(Extracted data entries)
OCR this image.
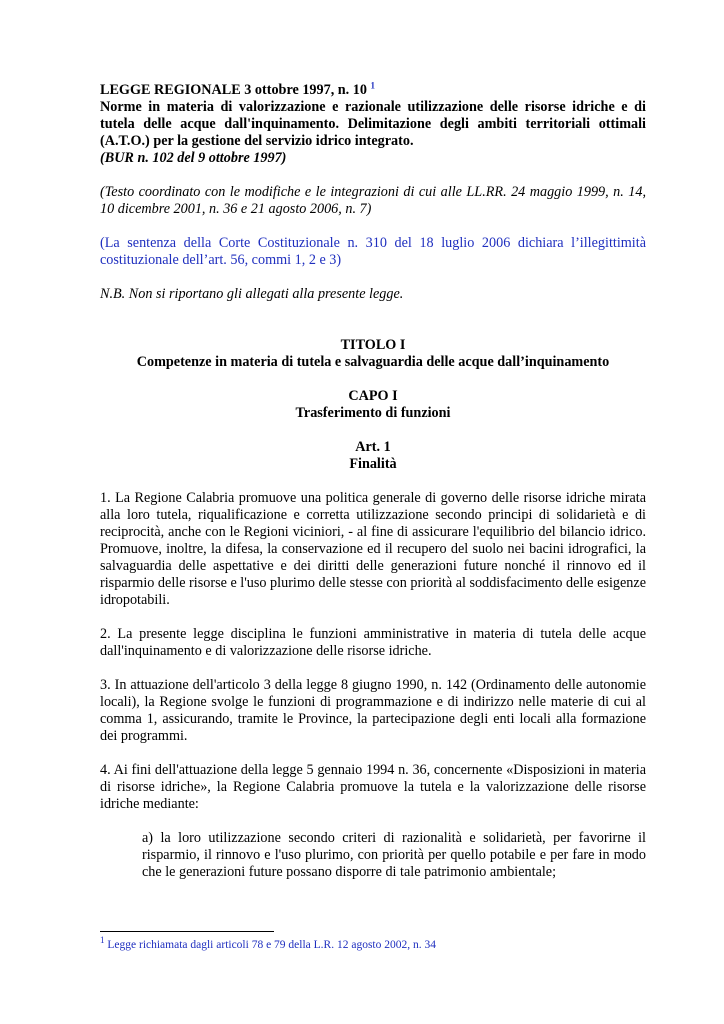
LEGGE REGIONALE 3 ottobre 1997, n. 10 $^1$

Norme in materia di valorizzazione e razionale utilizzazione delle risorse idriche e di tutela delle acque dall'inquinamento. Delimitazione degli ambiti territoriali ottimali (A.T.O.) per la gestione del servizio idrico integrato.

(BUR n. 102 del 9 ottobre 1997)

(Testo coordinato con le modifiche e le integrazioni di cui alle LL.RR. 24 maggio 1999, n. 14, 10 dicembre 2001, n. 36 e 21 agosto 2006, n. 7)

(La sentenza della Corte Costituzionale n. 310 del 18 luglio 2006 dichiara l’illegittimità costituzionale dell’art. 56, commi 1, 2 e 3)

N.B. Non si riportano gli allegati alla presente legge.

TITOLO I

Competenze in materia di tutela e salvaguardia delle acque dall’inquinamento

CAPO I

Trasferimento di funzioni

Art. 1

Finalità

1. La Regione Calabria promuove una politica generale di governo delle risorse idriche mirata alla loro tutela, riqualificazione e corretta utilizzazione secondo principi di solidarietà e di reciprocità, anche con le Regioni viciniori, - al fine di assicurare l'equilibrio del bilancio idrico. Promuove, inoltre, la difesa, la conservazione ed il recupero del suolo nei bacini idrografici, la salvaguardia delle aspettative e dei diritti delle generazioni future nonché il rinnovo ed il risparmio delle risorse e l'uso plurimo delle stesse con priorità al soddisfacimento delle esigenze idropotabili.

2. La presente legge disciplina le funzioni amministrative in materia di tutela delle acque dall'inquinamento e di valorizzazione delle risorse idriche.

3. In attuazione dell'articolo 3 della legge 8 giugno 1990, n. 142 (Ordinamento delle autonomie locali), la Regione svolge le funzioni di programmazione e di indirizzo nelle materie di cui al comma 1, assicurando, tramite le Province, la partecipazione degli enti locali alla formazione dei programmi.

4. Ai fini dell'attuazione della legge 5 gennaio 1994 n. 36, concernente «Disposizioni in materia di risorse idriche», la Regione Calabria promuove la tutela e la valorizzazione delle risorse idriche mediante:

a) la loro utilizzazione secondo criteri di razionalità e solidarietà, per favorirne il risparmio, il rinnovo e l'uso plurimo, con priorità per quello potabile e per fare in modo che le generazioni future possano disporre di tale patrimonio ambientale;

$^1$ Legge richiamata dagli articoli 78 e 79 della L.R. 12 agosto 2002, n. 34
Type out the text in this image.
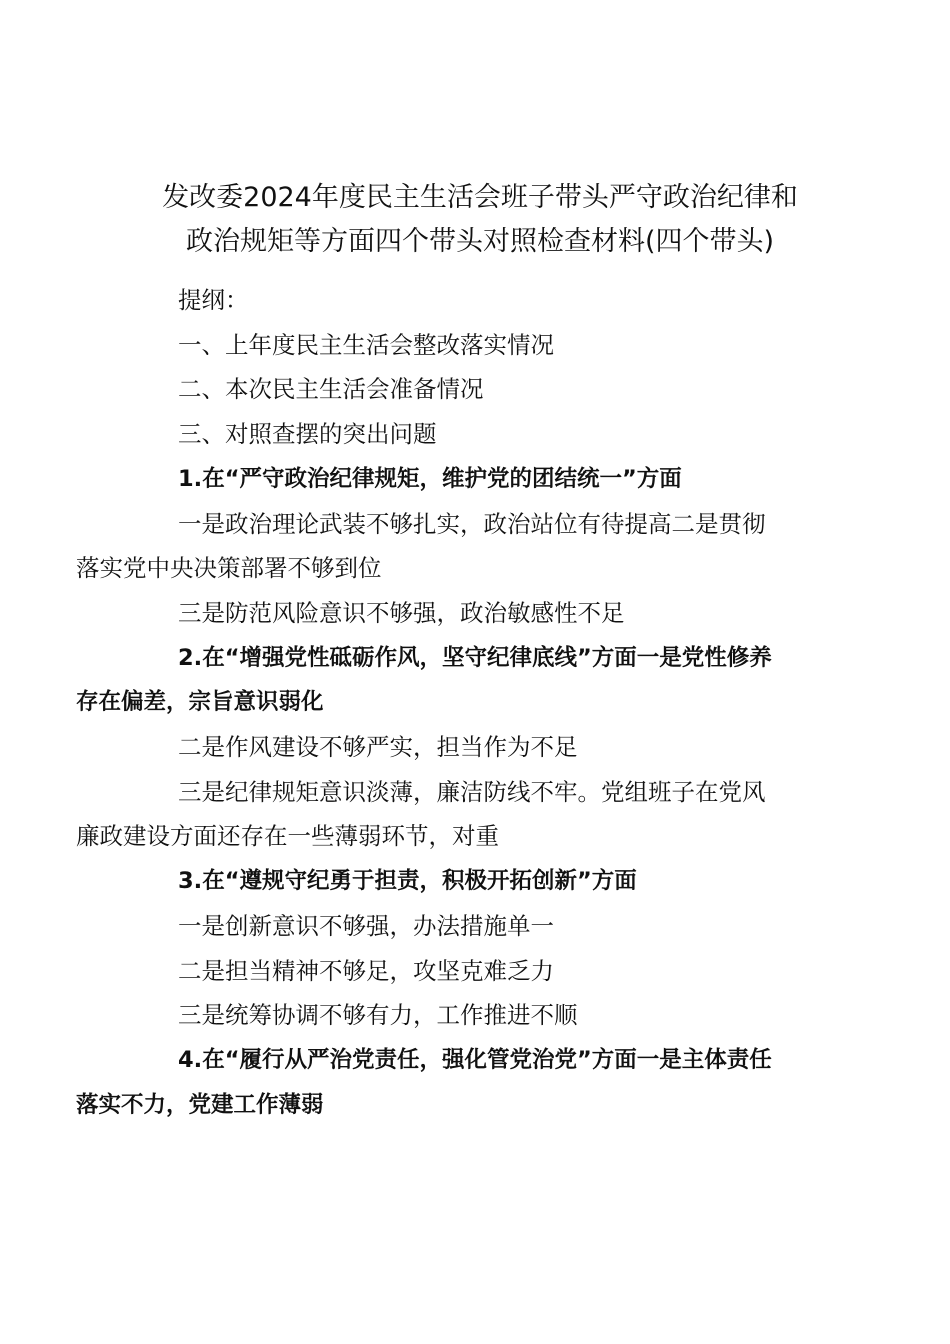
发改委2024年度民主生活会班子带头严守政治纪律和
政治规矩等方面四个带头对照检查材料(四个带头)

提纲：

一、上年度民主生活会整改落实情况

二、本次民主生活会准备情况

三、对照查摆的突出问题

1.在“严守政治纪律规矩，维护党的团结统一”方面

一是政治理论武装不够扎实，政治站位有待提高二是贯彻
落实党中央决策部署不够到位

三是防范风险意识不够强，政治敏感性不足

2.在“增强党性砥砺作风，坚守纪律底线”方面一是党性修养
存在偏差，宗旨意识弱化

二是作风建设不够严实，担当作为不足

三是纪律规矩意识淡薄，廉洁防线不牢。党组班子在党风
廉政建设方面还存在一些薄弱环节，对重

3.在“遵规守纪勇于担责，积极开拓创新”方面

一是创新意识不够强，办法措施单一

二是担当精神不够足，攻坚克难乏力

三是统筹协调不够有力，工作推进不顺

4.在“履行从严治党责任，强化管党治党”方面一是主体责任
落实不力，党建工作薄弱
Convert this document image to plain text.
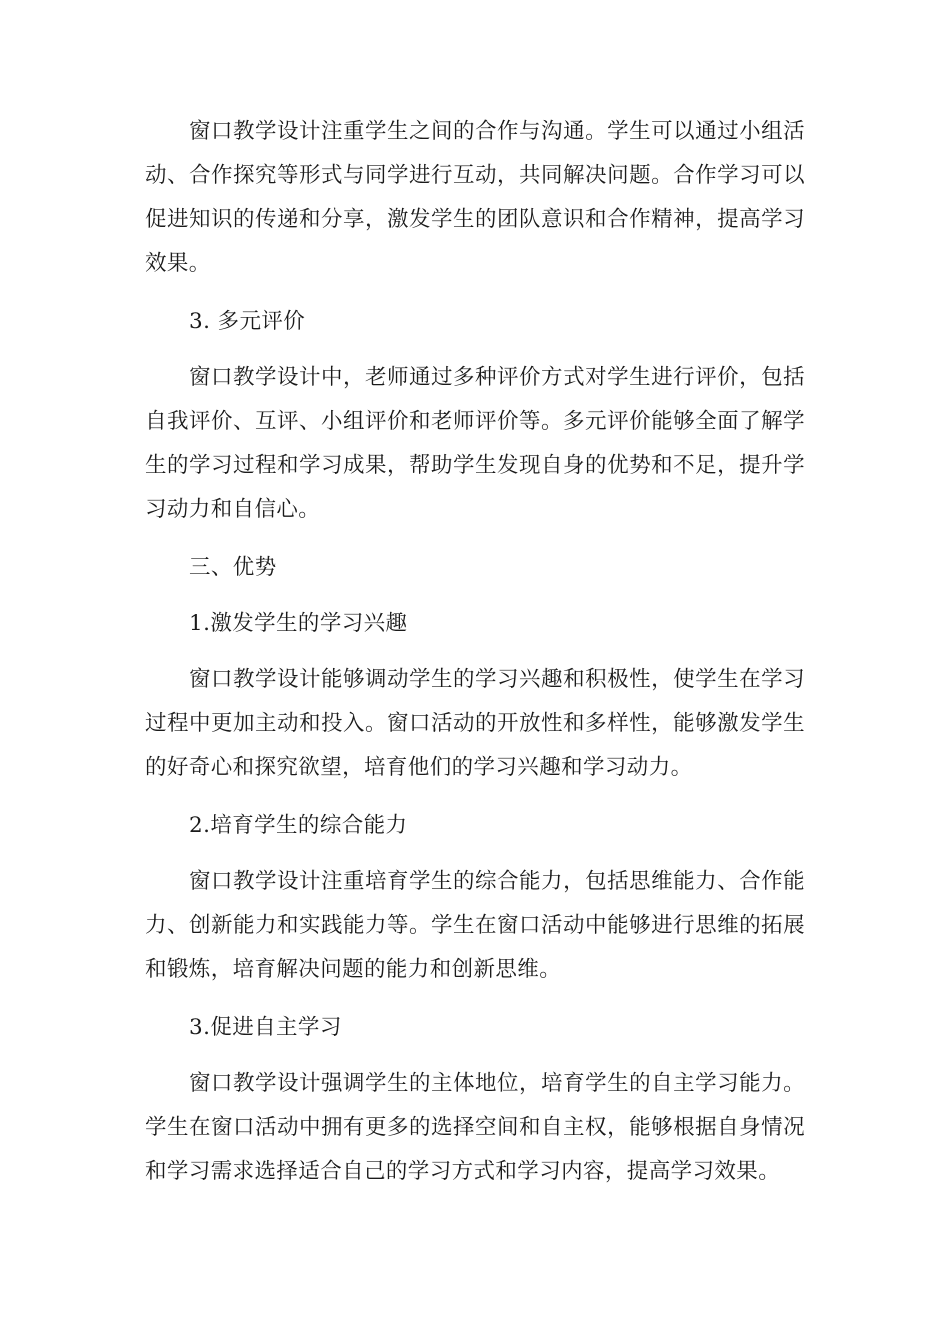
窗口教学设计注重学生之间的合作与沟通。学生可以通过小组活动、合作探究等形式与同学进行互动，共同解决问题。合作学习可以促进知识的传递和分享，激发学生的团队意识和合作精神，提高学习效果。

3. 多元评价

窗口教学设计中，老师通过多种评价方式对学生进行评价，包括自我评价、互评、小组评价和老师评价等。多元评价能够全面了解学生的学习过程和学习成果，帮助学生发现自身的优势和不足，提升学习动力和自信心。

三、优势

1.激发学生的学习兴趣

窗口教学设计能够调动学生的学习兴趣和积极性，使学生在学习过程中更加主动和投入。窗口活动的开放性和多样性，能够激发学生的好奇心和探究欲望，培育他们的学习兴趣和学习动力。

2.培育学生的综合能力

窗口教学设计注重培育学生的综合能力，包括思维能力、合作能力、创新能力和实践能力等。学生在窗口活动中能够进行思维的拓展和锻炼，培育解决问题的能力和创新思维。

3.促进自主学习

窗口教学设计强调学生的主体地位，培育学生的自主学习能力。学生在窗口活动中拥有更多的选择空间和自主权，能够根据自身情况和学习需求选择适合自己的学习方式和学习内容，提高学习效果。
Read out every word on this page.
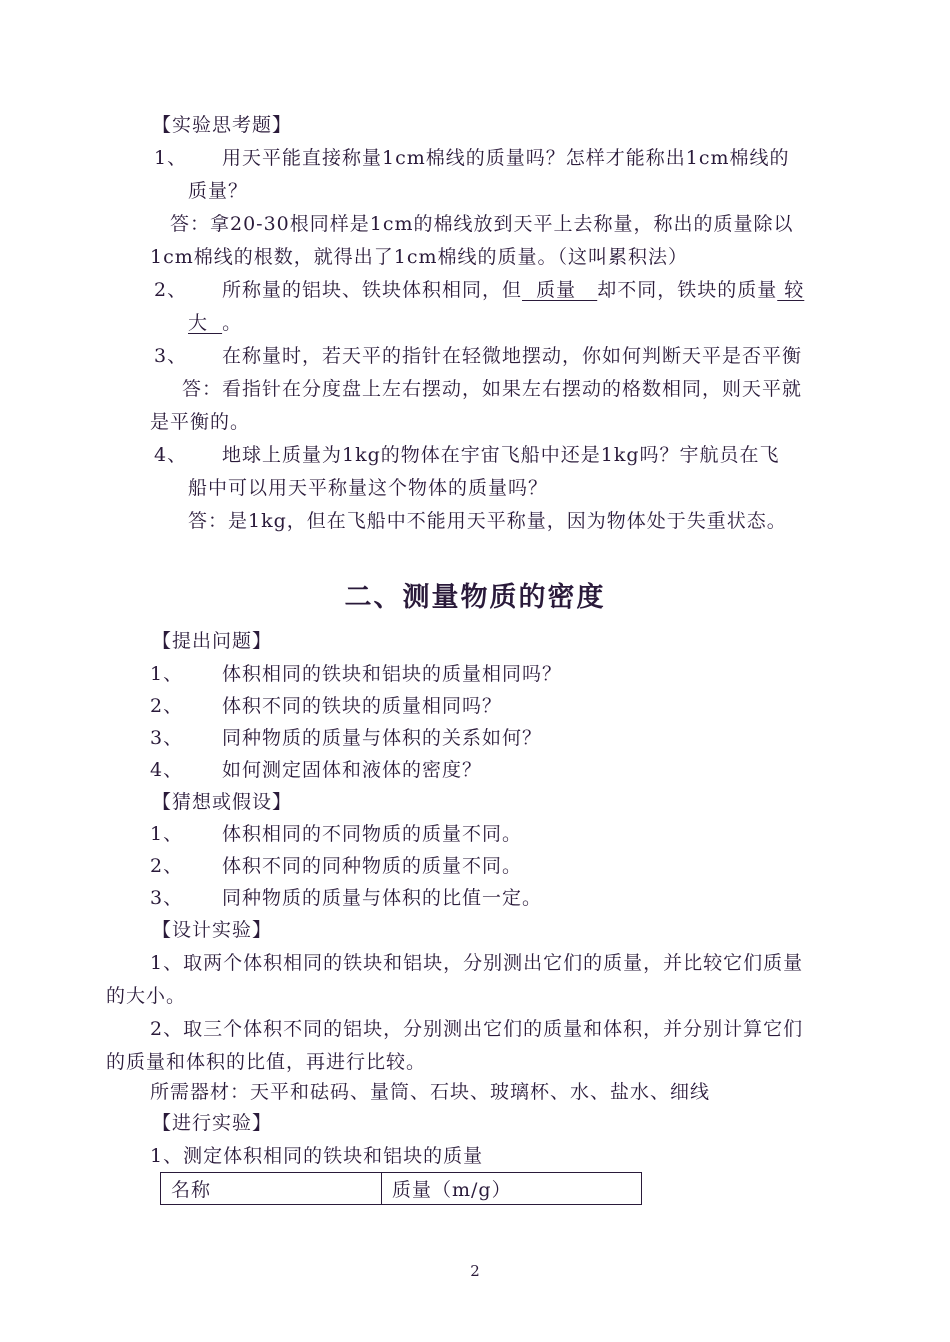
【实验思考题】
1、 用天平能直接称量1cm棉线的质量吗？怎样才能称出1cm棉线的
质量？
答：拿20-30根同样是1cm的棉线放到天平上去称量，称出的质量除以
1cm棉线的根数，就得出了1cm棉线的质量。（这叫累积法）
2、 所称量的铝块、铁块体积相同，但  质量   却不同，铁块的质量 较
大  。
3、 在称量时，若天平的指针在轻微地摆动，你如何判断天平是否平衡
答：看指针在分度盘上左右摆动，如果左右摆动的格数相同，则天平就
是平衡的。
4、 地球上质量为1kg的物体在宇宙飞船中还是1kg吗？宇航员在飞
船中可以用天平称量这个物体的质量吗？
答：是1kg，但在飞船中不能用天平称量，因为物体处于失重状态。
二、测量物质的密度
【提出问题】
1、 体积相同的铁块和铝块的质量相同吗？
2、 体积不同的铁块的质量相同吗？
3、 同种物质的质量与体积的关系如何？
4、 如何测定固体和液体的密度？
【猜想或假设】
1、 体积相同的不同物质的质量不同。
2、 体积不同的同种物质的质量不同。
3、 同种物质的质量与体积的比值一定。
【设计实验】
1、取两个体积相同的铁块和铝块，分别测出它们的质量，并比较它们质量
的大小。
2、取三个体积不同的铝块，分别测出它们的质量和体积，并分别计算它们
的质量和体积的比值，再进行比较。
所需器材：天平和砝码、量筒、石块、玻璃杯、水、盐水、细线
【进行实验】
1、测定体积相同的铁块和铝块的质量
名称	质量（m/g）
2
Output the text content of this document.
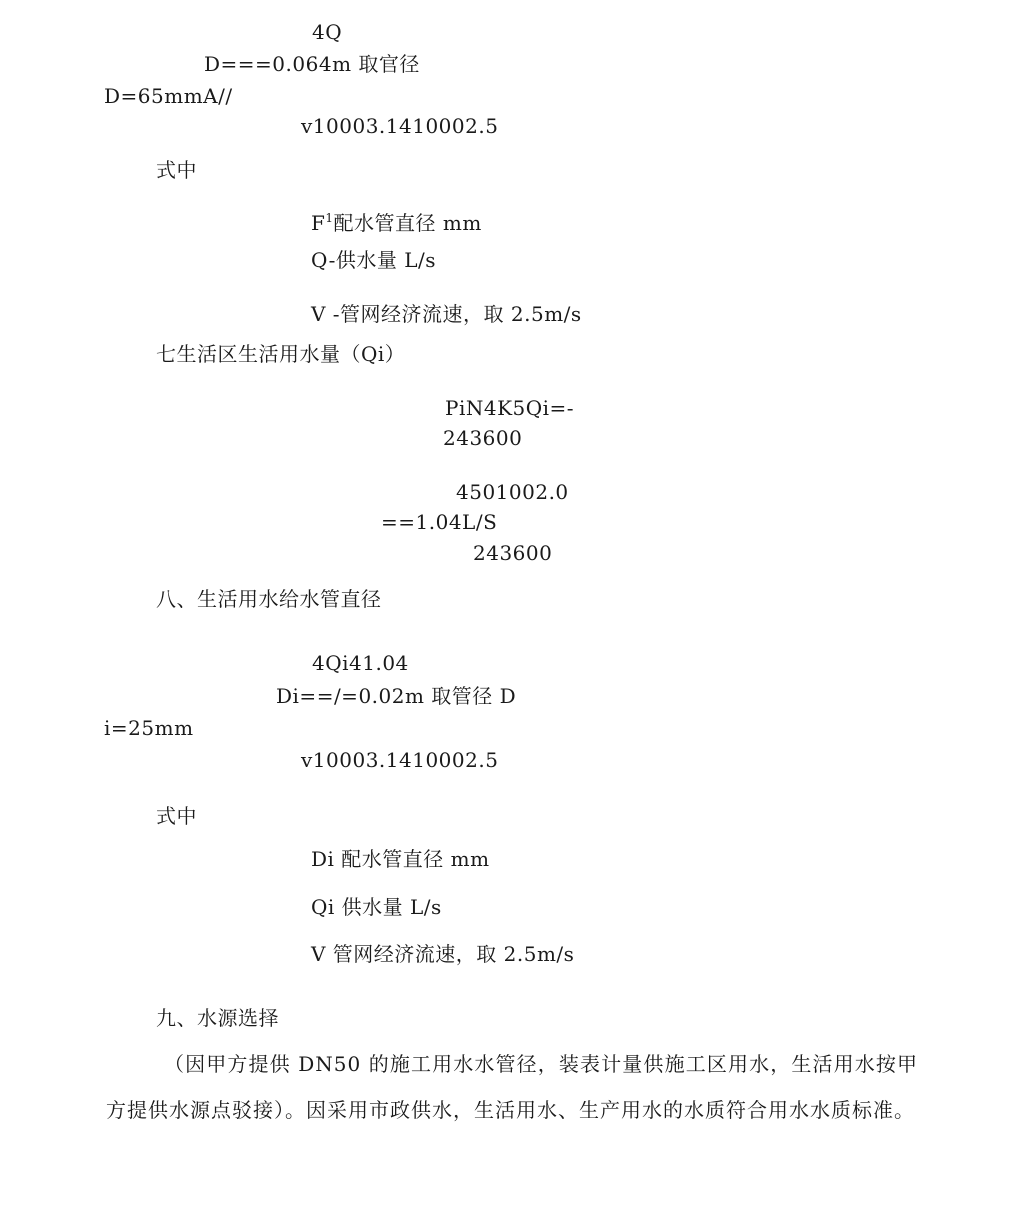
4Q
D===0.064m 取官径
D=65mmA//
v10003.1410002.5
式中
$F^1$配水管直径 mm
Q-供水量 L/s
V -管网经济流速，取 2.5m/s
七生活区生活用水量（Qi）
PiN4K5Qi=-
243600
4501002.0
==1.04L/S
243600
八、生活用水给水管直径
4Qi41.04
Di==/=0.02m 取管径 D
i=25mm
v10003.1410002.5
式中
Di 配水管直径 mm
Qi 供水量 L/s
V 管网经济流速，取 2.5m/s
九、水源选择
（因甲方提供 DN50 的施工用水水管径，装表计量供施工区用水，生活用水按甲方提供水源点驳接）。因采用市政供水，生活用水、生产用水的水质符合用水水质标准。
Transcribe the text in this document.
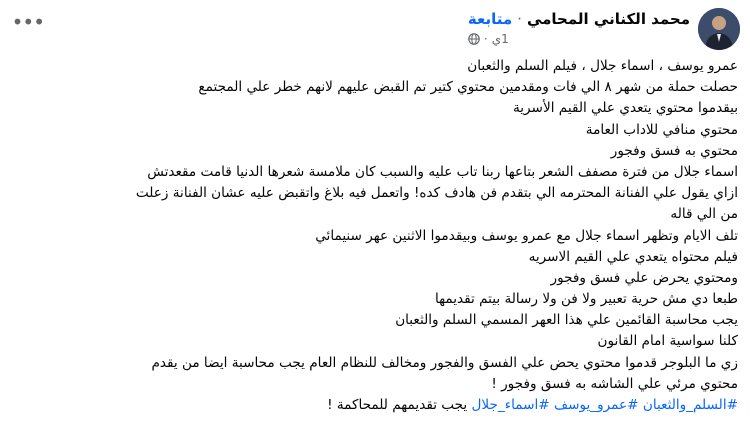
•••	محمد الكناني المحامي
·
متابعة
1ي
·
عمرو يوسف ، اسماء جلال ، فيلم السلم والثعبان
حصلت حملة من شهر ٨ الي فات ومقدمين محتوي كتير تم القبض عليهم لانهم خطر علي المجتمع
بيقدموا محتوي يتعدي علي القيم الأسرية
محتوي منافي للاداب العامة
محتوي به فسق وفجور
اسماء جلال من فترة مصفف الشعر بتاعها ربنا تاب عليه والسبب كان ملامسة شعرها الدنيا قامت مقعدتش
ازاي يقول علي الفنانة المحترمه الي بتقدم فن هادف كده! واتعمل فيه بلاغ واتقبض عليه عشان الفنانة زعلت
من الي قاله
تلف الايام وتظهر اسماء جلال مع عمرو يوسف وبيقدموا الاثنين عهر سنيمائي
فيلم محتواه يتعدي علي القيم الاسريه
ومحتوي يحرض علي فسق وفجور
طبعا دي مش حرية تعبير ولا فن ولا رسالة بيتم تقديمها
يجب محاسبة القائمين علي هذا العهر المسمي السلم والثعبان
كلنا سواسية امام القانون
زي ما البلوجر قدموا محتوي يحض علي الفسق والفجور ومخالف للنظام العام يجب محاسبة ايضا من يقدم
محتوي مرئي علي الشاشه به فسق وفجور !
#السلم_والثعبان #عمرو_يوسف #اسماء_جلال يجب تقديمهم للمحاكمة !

**CHALLENGE:** Among the lines of the data above, count those holding "dall" and state only the number.

**EXERCISE RESPONSE:** 3